◆ **SET PROBLEM**: Would you pull out every line of the material that contains the string "Forecast"?

◆ **Entries with figure data**:
——————————
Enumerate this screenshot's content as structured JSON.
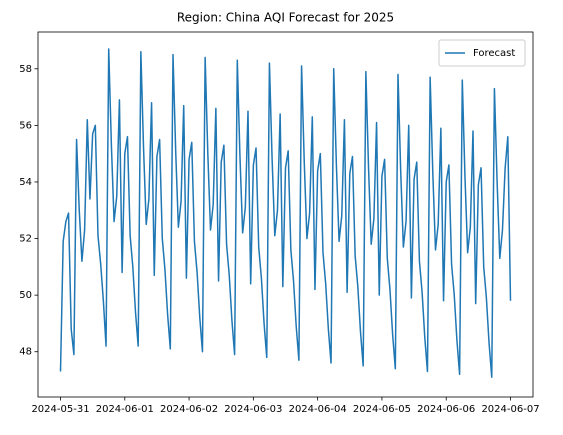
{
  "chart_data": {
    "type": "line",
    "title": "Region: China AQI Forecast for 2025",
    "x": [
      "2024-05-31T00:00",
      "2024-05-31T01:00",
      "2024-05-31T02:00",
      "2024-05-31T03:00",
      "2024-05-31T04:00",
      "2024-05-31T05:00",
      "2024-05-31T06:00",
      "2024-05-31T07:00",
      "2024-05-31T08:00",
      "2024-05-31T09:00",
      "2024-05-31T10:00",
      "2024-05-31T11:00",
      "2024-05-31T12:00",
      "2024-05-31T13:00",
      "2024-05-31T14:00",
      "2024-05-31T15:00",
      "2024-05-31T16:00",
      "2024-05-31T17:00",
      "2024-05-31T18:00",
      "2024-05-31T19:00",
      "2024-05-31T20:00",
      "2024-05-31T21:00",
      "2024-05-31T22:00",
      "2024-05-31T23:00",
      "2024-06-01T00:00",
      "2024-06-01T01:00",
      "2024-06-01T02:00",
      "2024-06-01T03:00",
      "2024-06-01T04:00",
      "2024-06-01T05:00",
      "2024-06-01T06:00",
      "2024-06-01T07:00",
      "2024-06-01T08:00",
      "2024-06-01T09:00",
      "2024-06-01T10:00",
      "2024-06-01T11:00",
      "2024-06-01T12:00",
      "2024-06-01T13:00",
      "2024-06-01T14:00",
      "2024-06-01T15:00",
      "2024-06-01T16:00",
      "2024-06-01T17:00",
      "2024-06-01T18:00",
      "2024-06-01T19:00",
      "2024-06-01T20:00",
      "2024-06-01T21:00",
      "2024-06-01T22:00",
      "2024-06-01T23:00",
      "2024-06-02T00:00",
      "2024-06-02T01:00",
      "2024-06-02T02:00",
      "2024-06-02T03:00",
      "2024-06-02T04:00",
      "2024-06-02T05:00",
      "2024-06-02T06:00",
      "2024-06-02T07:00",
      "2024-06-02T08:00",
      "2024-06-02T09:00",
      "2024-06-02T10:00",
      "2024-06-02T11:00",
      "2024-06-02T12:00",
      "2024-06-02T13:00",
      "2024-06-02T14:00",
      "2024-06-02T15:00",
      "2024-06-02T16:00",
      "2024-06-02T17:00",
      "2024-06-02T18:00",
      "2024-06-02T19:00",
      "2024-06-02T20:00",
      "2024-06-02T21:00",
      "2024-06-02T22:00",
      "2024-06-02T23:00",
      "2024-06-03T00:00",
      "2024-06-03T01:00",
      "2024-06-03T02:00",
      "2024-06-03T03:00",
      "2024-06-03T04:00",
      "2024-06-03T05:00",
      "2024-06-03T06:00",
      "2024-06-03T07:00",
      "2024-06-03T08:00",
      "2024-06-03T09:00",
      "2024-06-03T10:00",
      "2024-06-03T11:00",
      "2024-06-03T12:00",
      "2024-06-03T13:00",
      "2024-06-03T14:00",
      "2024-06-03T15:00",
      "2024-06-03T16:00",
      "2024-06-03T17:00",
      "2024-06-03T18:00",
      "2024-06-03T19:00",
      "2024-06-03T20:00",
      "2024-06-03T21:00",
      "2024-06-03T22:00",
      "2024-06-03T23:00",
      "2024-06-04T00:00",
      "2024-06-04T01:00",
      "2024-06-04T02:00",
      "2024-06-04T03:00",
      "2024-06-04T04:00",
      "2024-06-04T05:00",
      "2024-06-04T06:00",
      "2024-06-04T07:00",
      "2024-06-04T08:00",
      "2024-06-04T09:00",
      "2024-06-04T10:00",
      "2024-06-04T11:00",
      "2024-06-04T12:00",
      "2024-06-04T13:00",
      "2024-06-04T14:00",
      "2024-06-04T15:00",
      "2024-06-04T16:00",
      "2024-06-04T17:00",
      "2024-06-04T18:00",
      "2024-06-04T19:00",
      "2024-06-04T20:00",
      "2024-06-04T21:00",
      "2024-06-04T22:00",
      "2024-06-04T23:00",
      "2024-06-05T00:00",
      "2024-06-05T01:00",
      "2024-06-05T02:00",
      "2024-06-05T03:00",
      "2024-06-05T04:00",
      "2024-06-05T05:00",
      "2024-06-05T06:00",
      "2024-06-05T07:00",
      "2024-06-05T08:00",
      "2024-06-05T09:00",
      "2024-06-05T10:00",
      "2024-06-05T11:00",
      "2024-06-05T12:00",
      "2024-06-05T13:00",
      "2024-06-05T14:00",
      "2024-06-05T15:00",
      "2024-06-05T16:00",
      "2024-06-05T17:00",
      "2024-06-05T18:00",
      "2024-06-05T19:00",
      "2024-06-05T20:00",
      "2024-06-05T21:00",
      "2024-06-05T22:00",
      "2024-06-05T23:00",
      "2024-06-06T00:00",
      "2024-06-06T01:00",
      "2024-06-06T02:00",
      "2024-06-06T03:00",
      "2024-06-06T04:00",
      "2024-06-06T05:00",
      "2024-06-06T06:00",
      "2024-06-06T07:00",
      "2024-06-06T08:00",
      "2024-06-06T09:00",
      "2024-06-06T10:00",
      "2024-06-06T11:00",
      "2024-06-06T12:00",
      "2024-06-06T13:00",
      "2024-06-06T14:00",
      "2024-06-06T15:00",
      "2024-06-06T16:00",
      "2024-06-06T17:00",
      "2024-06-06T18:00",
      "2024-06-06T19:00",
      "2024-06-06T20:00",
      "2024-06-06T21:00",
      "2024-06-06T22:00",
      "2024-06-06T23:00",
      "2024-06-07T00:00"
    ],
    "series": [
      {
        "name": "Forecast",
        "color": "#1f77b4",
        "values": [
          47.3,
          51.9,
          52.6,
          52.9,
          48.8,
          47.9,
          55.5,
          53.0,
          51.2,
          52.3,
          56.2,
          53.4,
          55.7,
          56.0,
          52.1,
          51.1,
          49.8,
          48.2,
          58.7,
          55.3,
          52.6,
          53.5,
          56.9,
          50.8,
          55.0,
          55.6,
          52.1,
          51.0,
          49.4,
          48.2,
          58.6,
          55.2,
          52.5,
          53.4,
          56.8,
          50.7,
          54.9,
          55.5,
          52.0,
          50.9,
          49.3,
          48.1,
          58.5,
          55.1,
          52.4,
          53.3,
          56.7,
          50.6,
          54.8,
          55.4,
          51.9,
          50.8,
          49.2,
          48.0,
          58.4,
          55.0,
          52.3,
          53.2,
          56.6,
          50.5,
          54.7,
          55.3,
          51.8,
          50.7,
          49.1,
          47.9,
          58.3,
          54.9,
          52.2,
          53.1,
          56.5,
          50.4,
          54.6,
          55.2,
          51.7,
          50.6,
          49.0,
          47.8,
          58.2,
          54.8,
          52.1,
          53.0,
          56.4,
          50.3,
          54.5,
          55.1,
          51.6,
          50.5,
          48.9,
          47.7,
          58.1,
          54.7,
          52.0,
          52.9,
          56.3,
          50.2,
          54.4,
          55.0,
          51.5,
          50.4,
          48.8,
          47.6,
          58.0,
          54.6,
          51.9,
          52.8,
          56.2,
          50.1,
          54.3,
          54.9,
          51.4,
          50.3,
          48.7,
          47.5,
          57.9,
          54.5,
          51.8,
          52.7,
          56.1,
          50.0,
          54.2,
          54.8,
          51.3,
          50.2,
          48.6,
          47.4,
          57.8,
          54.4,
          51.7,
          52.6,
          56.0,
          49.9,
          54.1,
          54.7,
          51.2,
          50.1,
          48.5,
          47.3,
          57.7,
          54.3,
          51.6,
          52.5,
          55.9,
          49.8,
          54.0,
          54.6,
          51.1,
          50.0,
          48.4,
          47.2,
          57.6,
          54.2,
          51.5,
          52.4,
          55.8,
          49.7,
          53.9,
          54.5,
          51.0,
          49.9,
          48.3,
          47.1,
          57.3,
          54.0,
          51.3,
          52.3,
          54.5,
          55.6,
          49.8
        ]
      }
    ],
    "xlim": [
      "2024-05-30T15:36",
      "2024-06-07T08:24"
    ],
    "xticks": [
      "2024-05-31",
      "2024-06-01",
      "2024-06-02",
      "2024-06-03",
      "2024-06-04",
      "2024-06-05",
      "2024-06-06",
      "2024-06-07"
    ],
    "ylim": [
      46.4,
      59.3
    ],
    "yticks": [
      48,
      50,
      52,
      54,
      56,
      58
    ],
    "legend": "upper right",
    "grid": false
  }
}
——————————
◆ **THE COMPLETED TASK**:
    "title": "Region: China AQI Forecast for 2025",
        "name": "Forecast",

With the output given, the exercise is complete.